* [Instructions for the task]
Copy every line of the data in which the word "ylabel" occurs.

* [Task data]
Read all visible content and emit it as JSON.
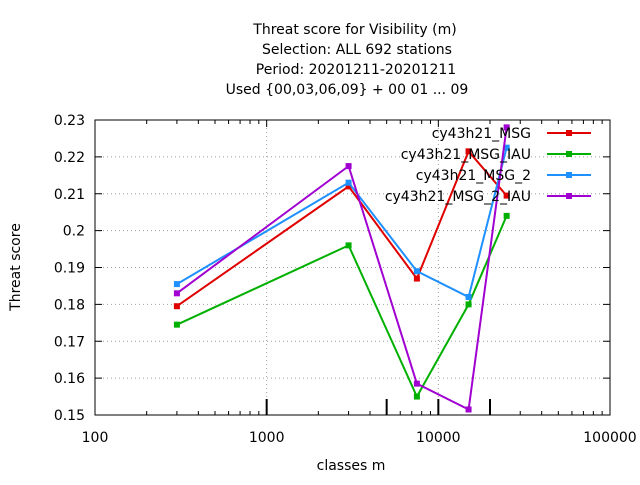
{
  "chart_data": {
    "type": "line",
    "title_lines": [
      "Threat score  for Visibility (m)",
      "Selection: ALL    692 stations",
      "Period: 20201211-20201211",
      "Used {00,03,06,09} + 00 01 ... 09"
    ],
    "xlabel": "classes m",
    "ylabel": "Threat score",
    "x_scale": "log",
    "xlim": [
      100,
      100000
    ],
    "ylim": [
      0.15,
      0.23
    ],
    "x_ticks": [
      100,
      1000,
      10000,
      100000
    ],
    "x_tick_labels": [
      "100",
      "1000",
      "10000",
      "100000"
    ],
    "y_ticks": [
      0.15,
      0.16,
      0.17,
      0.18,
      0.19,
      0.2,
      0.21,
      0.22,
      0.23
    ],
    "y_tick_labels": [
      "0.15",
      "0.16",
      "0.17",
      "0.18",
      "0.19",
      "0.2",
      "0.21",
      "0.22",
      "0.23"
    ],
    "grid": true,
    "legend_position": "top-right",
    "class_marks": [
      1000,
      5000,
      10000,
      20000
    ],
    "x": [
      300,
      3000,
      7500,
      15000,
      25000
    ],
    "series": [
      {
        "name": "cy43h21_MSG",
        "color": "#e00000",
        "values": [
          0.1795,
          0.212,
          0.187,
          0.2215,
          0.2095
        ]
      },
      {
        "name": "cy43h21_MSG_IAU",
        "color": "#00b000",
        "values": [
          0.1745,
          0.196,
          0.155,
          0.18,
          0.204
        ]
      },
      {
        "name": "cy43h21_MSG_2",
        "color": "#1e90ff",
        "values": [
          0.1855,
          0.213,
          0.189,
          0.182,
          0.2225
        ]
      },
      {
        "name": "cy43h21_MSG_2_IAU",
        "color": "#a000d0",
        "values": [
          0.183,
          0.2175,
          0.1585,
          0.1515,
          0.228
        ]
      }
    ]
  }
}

---

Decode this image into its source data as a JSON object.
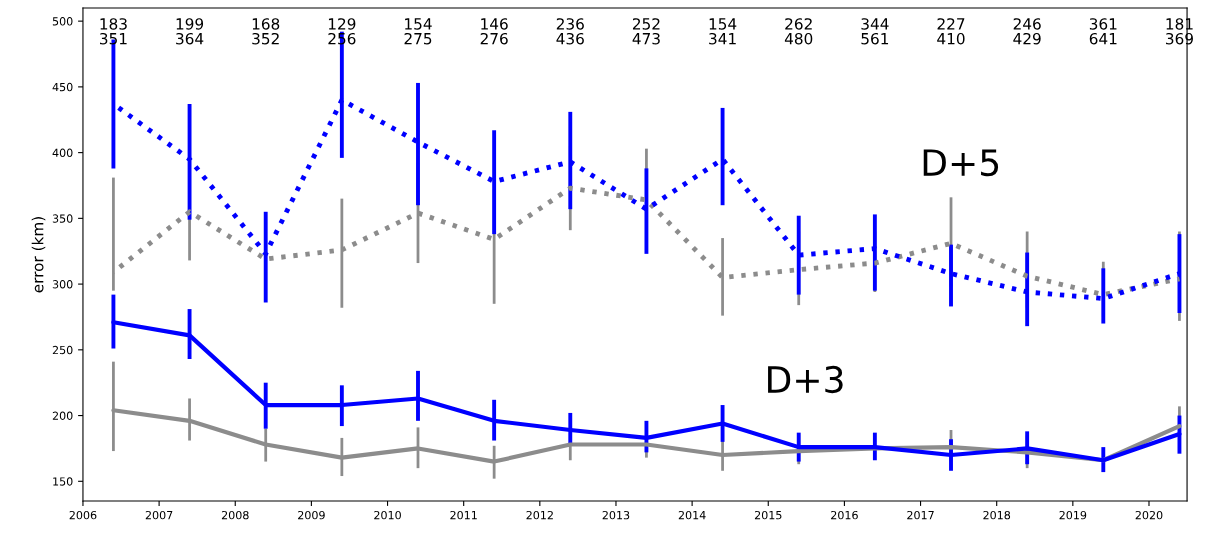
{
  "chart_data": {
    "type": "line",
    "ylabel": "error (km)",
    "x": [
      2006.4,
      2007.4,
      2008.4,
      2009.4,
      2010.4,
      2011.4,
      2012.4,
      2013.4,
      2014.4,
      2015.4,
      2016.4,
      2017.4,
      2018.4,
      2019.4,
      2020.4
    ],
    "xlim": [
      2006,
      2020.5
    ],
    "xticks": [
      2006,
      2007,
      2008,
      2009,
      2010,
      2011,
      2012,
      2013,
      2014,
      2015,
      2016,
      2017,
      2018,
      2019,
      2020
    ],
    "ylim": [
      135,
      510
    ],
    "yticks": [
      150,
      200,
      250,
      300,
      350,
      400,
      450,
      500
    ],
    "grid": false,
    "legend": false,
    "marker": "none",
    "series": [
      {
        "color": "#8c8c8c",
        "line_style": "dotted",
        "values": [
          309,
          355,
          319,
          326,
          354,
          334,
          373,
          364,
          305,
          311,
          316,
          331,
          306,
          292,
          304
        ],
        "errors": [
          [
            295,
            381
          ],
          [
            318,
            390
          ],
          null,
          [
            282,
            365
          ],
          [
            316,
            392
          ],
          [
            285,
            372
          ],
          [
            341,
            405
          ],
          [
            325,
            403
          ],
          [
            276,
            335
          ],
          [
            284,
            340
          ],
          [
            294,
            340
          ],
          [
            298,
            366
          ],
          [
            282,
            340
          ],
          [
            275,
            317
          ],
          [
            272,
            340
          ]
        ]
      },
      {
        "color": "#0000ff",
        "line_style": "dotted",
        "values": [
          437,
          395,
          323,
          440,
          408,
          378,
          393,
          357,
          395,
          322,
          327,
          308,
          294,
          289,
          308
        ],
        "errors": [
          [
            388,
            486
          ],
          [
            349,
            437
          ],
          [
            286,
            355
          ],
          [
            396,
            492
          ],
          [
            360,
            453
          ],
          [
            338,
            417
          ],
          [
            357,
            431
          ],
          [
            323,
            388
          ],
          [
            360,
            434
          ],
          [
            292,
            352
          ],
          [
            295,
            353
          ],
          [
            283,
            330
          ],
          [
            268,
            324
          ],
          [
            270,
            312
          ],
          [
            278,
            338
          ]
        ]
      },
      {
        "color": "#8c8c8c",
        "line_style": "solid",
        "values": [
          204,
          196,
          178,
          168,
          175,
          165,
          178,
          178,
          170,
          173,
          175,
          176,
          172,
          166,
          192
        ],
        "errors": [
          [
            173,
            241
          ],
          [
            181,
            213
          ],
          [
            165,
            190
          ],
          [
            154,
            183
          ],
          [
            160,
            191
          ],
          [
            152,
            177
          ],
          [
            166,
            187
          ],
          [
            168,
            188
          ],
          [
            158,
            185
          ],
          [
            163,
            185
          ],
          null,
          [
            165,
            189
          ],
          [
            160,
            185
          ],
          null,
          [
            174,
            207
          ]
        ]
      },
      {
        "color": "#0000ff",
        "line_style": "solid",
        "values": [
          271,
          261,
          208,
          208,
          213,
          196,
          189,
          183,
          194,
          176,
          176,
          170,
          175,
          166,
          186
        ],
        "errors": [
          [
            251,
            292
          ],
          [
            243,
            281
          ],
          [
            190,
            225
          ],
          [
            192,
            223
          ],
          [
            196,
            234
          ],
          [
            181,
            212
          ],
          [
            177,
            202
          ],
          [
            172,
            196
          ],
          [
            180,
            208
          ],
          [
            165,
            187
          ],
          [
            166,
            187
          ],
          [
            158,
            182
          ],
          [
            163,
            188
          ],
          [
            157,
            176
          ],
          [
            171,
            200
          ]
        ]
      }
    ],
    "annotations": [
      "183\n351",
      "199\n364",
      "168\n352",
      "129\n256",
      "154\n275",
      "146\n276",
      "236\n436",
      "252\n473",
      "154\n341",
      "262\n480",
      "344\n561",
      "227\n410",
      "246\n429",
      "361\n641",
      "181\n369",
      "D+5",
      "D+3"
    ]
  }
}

* * *

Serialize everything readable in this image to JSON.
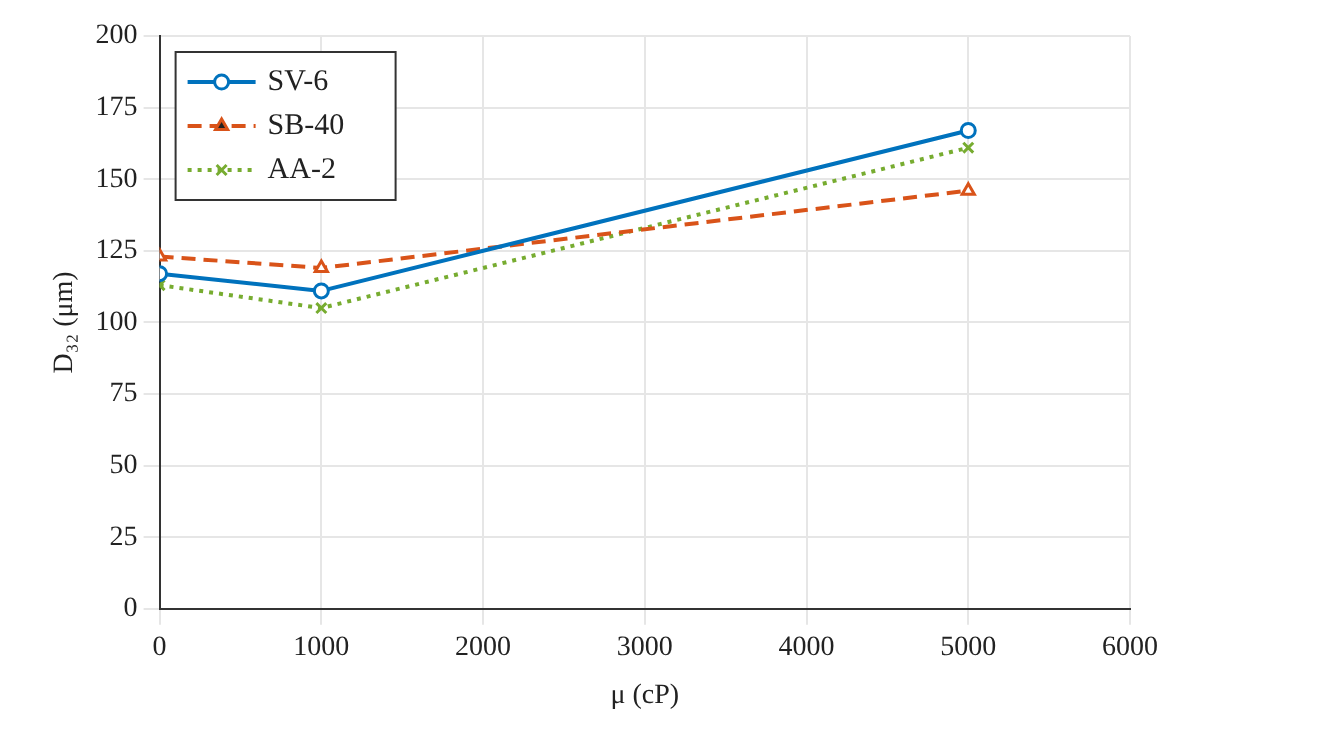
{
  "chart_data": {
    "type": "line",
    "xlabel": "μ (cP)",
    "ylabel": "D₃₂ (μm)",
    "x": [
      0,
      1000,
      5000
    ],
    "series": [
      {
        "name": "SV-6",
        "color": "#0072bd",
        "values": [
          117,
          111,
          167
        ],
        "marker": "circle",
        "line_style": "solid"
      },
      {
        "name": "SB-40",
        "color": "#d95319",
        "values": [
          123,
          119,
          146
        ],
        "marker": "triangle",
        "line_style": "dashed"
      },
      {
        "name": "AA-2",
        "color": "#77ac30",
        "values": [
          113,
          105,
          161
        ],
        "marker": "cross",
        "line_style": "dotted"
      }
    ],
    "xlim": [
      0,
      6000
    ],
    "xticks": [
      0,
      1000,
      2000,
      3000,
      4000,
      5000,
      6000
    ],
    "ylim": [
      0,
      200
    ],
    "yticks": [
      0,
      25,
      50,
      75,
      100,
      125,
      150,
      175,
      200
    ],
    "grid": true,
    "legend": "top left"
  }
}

* [Worked answer]
    "ylabel": "Threat score",
    "ylabel": "error (km)",
    "ylabel": "D₃₂ (μm)",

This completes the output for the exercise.